• _SUPPLIED MATERIAL_
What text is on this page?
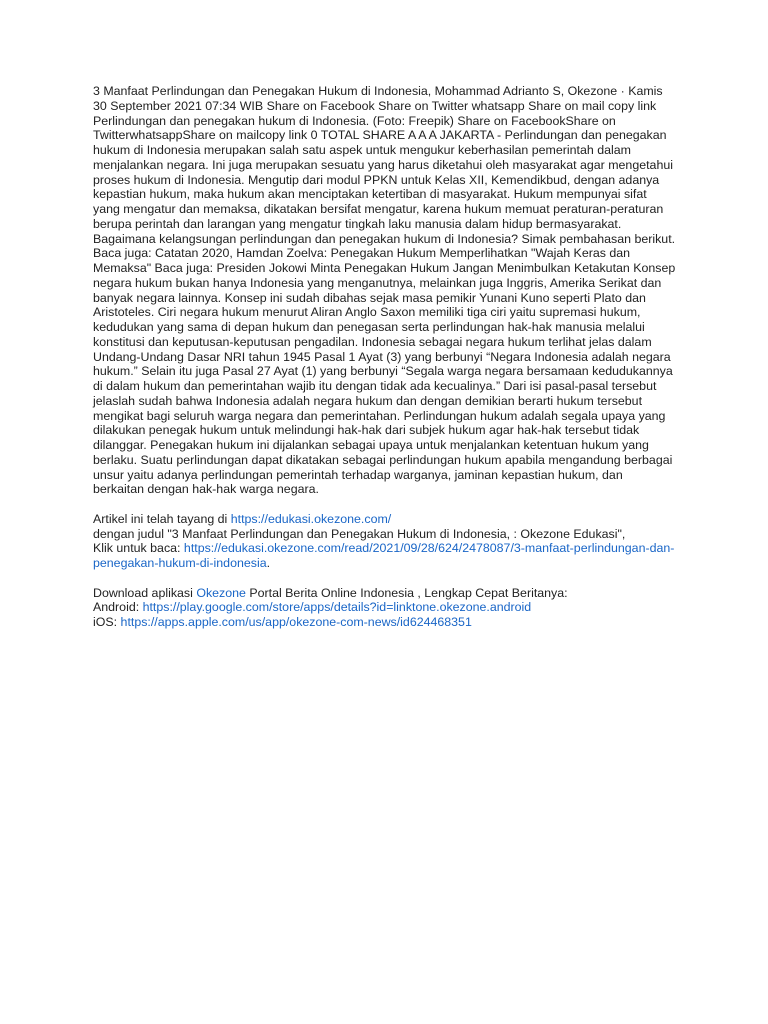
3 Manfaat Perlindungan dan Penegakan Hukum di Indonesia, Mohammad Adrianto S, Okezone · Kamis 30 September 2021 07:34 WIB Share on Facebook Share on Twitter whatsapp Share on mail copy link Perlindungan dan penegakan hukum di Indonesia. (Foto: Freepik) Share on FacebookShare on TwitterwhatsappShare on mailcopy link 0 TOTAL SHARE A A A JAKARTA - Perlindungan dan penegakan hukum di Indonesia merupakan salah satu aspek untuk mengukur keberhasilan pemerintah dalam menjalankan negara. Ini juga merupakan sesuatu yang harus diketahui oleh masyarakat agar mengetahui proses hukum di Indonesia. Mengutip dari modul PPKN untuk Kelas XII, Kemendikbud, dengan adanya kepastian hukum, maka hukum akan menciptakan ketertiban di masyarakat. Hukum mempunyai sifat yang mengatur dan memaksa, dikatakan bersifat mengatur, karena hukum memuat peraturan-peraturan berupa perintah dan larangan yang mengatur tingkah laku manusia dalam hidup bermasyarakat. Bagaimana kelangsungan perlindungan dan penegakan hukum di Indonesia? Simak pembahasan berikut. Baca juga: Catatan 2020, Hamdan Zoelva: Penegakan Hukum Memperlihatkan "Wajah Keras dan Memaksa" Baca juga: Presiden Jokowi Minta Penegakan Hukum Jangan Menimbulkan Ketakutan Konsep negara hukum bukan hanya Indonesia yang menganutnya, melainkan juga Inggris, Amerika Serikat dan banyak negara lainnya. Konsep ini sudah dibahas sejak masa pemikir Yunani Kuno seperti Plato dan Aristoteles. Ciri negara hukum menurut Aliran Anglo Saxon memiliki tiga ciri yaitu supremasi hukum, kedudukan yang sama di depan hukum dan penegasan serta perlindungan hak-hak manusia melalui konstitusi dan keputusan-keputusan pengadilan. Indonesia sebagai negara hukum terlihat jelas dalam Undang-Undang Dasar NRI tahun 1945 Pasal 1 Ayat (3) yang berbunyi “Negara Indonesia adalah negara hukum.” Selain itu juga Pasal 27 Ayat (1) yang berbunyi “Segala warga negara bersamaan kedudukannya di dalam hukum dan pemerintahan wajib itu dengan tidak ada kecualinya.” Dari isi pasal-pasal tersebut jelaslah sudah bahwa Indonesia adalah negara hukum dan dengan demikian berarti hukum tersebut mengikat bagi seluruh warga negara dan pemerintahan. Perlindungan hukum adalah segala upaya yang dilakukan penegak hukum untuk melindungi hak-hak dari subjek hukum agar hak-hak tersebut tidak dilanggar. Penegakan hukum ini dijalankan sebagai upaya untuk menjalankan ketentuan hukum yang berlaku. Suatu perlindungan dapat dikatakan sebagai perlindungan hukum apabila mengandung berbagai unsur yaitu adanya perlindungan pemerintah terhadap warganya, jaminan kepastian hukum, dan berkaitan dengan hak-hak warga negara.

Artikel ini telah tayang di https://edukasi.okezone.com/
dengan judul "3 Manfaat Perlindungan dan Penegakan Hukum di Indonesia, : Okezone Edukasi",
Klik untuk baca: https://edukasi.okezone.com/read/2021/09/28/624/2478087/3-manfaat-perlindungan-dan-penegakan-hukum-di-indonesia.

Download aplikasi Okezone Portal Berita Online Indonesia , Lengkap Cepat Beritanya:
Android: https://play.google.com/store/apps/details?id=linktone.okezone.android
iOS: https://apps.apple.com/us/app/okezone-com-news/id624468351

• _AIM OF THE TASK_
From the entries above, output every line exactly and omit any image.

• _RESULT FOR THIS EXERCISE_
What text is on this page?
3 Manfaat Perlindungan dan Penegakan Hukum di Indonesia, Mohammad Adrianto S, Okezone · Kamis 30 September 2021 07:34 WIB Share on Facebook Share on Twitter whatsapp Share on mail copy link Perlindungan dan penegakan hukum di Indonesia. (Foto: Freepik) Share on FacebookShare on TwitterwhatsappShare on mailcopy link 0 TOTAL SHARE A A A JAKARTA - Perlindungan dan penegakan hukum di Indonesia merupakan salah satu aspek untuk mengukur keberhasilan pemerintah dalam menjalankan negara. Ini juga merupakan sesuatu yang harus diketahui oleh masyarakat agar mengetahui proses hukum di Indonesia. Mengutip dari modul PPKN untuk Kelas XII, Kemendikbud, dengan adanya kepastian hukum, maka hukum akan menciptakan ketertiban di masyarakat. Hukum mempunyai sifat yang mengatur dan memaksa, dikatakan bersifat mengatur, karena hukum memuat peraturan-peraturan berupa perintah dan larangan yang mengatur tingkah laku manusia dalam hidup bermasyarakat. Bagaimana kelangsungan perlindungan dan penegakan hukum di Indonesia? Simak pembahasan berikut. Baca juga: Catatan 2020, Hamdan Zoelva: Penegakan Hukum Memperlihatkan "Wajah Keras dan Memaksa" Baca juga: Presiden Jokowi Minta Penegakan Hukum Jangan Menimbulkan Ketakutan Konsep negara hukum bukan hanya Indonesia yang menganutnya, melainkan juga Inggris, Amerika Serikat dan banyak negara lainnya. Konsep ini sudah dibahas sejak masa pemikir Yunani Kuno seperti Plato dan Aristoteles. Ciri negara hukum menurut Aliran Anglo Saxon memiliki tiga ciri yaitu supremasi hukum, kedudukan yang sama di depan hukum dan penegasan serta perlindungan hak-hak manusia melalui konstitusi dan keputusan-keputusan pengadilan. Indonesia sebagai negara hukum terlihat jelas dalam Undang-Undang Dasar NRI tahun 1945 Pasal 1 Ayat (3) yang berbunyi “Negara Indonesia adalah negara hukum.” Selain itu juga Pasal 27 Ayat (1) yang berbunyi “Segala warga negara bersamaan kedudukannya di dalam hukum dan pemerintahan wajib itu dengan tidak ada kecualinya.” Dari isi pasal-pasal tersebut jelaslah sudah bahwa Indonesia adalah negara hukum dan dengan demikian berarti hukum tersebut mengikat bagi seluruh warga negara dan pemerintahan. Perlindungan hukum adalah segala upaya yang dilakukan penegak hukum untuk melindungi hak-hak dari subjek hukum agar hak-hak tersebut tidak dilanggar. Penegakan hukum ini dijalankan sebagai upaya untuk menjalankan ketentuan hukum yang berlaku. Suatu perlindungan dapat dikatakan sebagai perlindungan hukum apabila mengandung berbagai unsur yaitu adanya perlindungan pemerintah terhadap warganya, jaminan kepastian hukum, dan berkaitan dengan hak-hak warga negara.

Artikel ini telah tayang di https://edukasi.okezone.com/
dengan judul "3 Manfaat Perlindungan dan Penegakan Hukum di Indonesia, : Okezone Edukasi",
Klik untuk baca: https://edukasi.okezone.com/read/2021/09/28/624/2478087/3-manfaat-perlindungan-dan-penegakan-hukum-di-indonesia.

Download aplikasi Okezone Portal Berita Online Indonesia , Lengkap Cepat Beritanya:
Android: https://play.google.com/store/apps/details?id=linktone.okezone.android
iOS: https://apps.apple.com/us/app/okezone-com-news/id624468351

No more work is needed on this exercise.